§ WORK REQUIRED
Write out every line of the material below word for word, leaving out the picture markers.

— BEGIN EXTRACTED DATA —

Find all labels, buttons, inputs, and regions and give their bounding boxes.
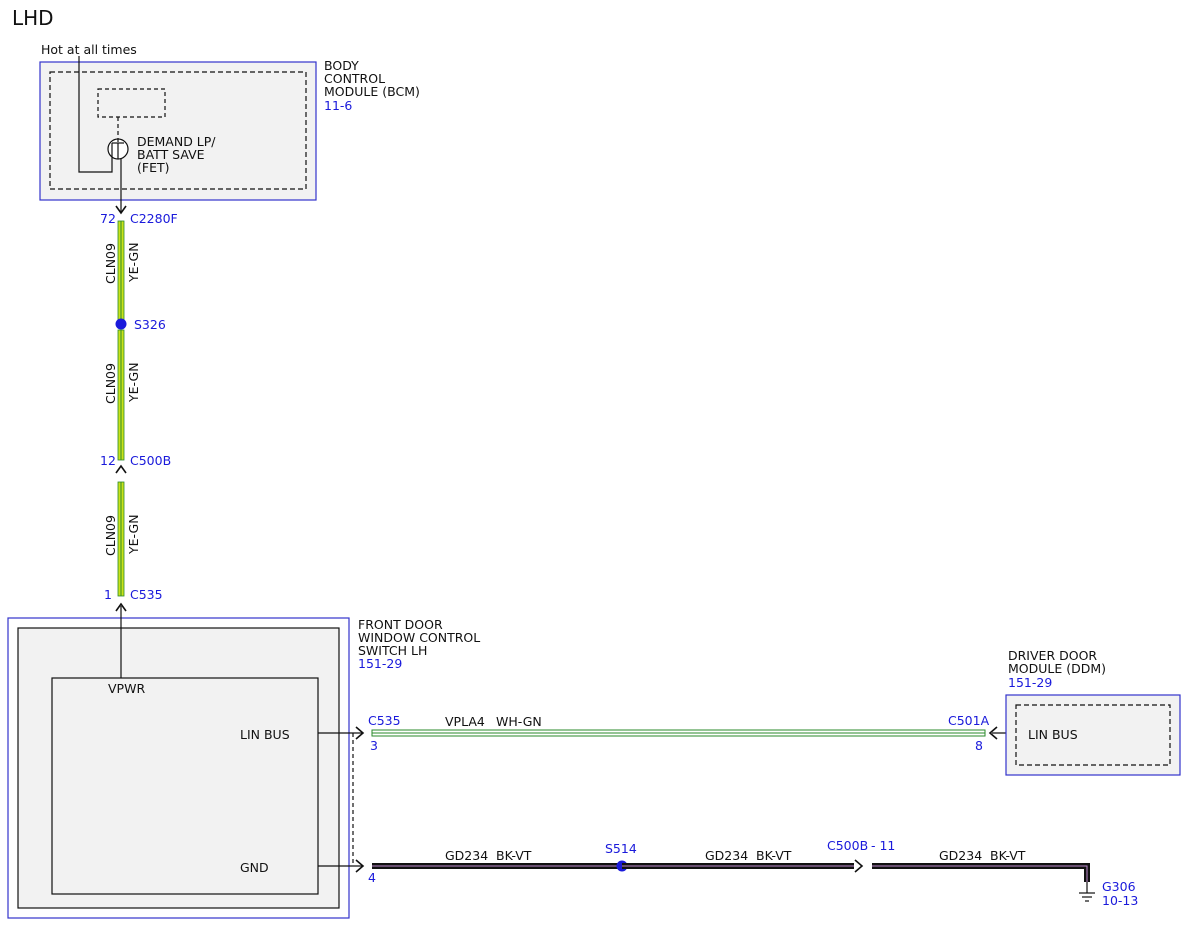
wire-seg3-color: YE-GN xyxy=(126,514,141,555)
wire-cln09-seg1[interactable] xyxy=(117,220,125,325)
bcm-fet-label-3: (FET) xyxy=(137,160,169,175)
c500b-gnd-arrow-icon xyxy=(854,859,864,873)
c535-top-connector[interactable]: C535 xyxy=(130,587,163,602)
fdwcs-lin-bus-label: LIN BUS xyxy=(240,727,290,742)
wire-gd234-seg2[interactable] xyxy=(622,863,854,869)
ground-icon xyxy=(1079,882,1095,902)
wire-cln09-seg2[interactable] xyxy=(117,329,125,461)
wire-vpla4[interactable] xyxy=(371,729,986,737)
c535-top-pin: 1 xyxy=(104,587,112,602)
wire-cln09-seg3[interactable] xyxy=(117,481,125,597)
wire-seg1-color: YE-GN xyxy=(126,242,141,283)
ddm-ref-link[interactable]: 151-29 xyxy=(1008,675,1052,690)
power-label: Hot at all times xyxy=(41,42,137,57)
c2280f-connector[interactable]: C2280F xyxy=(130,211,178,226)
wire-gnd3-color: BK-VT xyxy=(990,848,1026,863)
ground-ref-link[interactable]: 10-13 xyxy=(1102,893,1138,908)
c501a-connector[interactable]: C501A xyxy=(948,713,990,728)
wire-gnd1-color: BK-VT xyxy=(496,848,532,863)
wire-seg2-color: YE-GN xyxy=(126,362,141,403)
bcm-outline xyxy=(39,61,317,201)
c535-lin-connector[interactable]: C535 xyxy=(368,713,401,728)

— END EXTRACTED DATA —

§ EXERCISE OUTPUT
Find all labels, buttons, inputs, and regions and give their bounding boxes.
wire-seg3-color: YE-GN xyxy=(126,514,141,555)
wire-cln09-seg1[interactable] xyxy=(117,220,125,325)
bcm-fet-label-3: (FET) xyxy=(137,160,169,175)
c500b-gnd-arrow-icon xyxy=(854,859,864,873)
c535-top-connector[interactable]: C535 xyxy=(130,587,163,602)
fdwcs-lin-bus-label: LIN BUS xyxy=(240,727,290,742)
wire-gd234-seg2[interactable] xyxy=(622,863,854,869)
ground-icon xyxy=(1079,882,1095,902)
wire-cln09-seg2[interactable] xyxy=(117,329,125,461)
wire-vpla4[interactable] xyxy=(371,729,986,737)
c535-top-pin: 1 xyxy=(104,587,112,602)
wire-cln09-seg3[interactable] xyxy=(117,481,125,597)
wire-seg1-color: YE-GN xyxy=(126,242,141,283)
ddm-ref-link[interactable]: 151-29 xyxy=(1008,675,1052,690)
power-label: Hot at all times xyxy=(41,42,137,57)
c2280f-connector[interactable]: C2280F xyxy=(130,211,178,226)
wire-gnd3-color: BK-VT xyxy=(990,848,1026,863)
ground-ref-link[interactable]: 10-13 xyxy=(1102,893,1138,908)
c501a-connector[interactable]: C501A xyxy=(948,713,990,728)
wire-gnd1-color: BK-VT xyxy=(496,848,532,863)
wire-seg2-color: YE-GN xyxy=(126,362,141,403)
bcm-outline xyxy=(39,61,317,201)
c535-lin-connector[interactable]: C535 xyxy=(368,713,401,728)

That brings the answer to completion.